◆ Exercise objective:
In the listing below, identify each line with the word "release" and return those lines.

— start of Input data —

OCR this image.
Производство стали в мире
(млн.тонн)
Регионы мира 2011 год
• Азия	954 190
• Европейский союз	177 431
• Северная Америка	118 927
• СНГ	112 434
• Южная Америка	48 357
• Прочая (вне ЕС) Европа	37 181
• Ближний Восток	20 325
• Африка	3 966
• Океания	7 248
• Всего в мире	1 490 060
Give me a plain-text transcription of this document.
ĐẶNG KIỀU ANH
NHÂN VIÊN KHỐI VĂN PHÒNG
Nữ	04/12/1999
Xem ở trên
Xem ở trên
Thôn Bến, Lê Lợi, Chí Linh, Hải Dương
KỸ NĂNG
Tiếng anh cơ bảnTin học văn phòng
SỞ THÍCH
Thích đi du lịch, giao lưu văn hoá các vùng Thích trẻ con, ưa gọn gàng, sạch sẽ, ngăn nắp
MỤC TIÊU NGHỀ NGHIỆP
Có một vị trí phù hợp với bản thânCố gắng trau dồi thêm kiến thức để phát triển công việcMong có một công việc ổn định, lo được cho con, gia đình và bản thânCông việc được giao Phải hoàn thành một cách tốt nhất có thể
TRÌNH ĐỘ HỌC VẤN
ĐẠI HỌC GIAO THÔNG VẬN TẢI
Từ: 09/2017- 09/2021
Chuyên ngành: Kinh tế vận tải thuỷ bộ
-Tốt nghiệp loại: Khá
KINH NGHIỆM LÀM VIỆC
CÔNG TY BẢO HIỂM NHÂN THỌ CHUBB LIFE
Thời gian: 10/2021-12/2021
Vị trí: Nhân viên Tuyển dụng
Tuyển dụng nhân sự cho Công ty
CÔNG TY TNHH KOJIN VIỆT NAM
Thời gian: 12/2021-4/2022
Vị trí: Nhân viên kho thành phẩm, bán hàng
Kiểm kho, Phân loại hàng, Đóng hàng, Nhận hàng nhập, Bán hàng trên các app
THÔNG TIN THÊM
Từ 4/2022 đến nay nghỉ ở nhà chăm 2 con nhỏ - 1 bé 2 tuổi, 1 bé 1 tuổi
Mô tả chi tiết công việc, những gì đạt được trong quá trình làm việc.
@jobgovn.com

— end of Input data —
— start of Input data —

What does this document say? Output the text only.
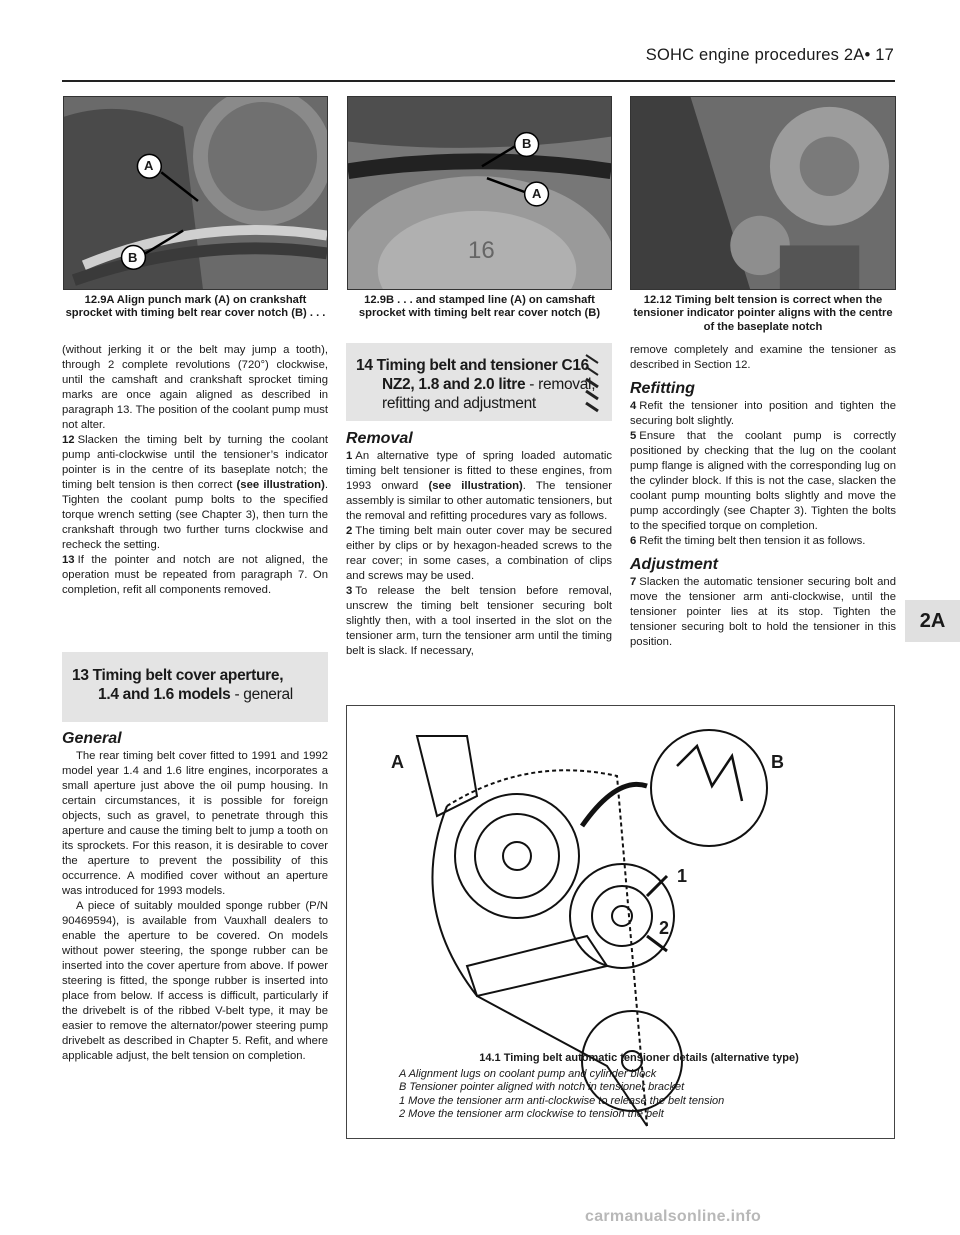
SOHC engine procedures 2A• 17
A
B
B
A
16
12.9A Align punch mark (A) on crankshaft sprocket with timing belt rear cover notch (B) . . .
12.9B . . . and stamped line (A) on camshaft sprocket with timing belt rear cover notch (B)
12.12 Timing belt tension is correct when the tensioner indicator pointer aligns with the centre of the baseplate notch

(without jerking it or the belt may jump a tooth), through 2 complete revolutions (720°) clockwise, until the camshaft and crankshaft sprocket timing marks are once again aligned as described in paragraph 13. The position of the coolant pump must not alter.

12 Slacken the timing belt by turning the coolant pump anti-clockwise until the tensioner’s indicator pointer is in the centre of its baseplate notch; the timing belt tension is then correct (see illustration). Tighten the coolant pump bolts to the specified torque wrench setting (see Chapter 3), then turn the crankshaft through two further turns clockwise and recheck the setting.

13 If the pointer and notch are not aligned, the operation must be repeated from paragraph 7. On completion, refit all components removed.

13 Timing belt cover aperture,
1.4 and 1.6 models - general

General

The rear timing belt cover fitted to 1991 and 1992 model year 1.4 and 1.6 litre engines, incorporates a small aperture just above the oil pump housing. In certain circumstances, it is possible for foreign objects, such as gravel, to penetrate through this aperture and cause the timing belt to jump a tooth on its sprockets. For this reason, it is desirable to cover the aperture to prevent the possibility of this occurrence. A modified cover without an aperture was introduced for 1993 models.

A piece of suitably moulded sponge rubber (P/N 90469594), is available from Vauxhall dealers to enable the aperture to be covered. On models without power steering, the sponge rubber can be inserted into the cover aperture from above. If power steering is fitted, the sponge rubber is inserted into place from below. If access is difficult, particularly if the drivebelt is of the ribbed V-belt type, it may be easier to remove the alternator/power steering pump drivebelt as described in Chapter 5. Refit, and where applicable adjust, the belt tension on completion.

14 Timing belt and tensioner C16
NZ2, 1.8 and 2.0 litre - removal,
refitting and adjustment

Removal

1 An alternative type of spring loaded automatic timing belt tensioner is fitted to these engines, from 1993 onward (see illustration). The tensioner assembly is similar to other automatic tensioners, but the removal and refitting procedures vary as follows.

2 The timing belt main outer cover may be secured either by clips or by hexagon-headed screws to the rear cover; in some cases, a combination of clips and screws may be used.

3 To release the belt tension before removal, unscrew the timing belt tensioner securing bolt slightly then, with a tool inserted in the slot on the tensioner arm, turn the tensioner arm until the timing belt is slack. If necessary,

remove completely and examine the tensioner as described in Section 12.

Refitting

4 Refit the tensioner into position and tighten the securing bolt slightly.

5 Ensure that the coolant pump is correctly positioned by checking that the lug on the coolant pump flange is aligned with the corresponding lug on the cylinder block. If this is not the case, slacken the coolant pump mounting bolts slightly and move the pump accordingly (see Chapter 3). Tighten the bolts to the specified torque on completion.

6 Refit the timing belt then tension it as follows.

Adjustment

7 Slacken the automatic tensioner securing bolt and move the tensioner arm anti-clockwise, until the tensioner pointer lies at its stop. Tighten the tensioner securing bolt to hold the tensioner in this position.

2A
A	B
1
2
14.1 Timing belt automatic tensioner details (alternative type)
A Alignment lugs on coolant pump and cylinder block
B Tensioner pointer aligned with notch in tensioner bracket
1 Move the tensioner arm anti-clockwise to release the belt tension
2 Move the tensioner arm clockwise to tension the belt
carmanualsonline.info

— end of Input data —

◆ Output of the task:
3 To release the belt tension before removal, unscrew the timing belt tensioner securing bolt slightly then, with a tool inserted in the slot on the tensioner arm, turn the tensioner arm until the timing belt is slack. If necessary,
1 Move the tensioner arm anti-clockwise to release the belt tension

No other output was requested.